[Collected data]
########
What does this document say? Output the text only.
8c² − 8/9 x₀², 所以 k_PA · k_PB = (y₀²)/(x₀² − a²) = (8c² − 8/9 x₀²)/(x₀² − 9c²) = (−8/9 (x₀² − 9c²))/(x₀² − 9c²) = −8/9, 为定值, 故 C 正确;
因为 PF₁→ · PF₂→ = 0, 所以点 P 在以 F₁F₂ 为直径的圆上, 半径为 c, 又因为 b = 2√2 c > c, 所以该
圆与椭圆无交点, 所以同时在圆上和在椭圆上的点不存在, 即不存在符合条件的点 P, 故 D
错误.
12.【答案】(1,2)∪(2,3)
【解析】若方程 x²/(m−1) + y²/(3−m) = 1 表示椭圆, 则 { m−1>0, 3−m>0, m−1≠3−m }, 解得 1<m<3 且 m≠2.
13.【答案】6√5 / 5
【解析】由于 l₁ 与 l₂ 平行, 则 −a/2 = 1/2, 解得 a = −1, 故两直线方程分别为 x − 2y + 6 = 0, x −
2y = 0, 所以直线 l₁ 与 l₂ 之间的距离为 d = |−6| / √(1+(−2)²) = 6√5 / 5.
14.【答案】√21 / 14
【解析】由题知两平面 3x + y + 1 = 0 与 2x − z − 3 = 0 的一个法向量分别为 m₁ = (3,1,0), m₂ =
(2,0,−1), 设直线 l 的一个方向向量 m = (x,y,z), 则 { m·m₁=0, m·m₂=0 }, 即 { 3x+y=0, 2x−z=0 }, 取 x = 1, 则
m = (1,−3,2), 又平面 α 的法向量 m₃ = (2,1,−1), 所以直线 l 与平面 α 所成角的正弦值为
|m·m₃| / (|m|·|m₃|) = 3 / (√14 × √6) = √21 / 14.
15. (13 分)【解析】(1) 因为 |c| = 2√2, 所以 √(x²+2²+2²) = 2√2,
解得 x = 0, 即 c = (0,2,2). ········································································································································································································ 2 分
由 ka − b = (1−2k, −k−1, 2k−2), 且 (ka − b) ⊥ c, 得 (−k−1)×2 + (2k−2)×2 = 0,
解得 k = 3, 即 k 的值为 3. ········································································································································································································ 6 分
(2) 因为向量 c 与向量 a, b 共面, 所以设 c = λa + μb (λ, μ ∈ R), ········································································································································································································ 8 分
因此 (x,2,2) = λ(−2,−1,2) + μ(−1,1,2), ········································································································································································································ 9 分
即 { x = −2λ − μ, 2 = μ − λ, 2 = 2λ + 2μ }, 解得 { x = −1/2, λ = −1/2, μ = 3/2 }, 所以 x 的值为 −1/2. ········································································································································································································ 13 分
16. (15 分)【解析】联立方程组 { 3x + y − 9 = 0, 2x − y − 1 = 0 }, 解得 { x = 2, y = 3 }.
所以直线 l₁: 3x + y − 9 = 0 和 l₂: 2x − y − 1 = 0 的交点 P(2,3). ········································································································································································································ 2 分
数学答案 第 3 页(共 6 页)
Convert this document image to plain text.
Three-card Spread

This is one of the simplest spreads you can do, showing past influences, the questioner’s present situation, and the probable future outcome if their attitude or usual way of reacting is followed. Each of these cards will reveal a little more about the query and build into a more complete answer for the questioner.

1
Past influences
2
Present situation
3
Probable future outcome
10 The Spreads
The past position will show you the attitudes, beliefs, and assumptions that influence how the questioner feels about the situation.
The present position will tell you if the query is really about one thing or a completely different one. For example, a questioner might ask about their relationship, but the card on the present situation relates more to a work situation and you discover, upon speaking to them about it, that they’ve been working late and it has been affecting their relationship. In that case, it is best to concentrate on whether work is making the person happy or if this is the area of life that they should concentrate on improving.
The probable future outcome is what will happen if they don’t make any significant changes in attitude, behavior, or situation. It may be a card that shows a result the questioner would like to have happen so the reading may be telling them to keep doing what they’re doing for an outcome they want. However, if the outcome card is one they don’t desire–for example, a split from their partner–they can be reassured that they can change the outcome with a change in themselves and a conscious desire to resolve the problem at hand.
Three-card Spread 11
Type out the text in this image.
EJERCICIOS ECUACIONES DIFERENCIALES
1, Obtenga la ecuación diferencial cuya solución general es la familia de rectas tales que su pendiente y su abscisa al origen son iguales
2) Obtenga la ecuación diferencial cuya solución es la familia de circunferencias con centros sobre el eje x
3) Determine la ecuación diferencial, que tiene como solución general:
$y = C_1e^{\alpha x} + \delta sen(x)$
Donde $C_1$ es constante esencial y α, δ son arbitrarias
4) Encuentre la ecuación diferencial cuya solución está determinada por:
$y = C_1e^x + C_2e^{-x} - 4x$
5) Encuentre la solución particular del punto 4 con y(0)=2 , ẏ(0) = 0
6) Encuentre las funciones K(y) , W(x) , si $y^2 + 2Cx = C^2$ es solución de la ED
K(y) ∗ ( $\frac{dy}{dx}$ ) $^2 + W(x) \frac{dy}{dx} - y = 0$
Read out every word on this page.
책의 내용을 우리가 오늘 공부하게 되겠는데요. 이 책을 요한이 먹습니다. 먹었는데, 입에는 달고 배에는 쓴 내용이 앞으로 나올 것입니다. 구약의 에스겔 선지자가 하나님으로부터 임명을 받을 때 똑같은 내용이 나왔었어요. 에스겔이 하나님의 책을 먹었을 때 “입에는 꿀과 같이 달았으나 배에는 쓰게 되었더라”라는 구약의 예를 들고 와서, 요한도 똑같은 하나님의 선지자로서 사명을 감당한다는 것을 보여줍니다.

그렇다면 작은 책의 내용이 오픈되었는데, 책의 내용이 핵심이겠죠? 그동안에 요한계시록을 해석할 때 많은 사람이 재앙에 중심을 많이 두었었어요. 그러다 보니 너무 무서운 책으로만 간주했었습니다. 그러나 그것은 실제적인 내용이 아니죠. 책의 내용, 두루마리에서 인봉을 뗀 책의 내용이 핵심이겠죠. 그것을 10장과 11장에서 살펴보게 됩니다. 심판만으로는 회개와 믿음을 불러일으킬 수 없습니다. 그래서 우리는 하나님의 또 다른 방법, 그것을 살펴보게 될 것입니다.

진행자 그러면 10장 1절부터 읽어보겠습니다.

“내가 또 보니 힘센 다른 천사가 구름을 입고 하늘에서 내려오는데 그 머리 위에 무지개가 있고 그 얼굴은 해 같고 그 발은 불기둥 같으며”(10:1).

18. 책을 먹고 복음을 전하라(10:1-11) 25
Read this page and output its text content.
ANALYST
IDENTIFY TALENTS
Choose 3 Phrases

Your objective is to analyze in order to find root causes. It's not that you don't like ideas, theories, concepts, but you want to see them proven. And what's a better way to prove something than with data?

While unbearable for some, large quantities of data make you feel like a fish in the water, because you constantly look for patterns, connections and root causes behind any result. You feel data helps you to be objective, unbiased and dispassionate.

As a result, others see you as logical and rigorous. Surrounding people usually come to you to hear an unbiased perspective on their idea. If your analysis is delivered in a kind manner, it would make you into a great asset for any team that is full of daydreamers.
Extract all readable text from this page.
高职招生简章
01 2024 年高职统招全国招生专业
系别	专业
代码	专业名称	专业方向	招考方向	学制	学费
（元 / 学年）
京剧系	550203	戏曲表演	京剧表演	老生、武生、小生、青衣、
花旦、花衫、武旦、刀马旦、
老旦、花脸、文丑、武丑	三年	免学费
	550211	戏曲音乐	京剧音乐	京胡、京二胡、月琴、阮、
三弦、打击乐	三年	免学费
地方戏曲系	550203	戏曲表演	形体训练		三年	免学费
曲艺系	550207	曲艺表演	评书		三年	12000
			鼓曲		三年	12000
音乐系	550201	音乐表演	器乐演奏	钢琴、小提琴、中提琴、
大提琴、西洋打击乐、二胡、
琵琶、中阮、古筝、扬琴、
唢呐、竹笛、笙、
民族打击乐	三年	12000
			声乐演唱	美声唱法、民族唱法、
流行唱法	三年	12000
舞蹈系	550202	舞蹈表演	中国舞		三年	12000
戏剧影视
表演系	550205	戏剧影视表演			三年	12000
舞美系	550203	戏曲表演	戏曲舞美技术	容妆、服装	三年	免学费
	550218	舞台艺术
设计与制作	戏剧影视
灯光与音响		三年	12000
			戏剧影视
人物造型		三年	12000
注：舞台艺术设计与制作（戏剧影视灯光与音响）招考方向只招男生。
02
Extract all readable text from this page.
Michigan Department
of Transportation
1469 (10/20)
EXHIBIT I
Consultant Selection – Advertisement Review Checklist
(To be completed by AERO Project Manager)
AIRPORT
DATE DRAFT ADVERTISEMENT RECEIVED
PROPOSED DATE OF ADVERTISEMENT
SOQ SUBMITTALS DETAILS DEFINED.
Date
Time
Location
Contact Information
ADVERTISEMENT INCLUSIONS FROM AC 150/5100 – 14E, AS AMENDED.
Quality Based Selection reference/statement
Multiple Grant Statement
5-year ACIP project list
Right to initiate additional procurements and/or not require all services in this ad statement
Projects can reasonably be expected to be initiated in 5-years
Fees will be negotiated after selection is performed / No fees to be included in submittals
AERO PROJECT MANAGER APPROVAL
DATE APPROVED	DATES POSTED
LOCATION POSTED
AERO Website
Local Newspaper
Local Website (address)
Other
########
Compute the number of lines above that contain the string "query". Reply with that value only.

_Task response:_ 2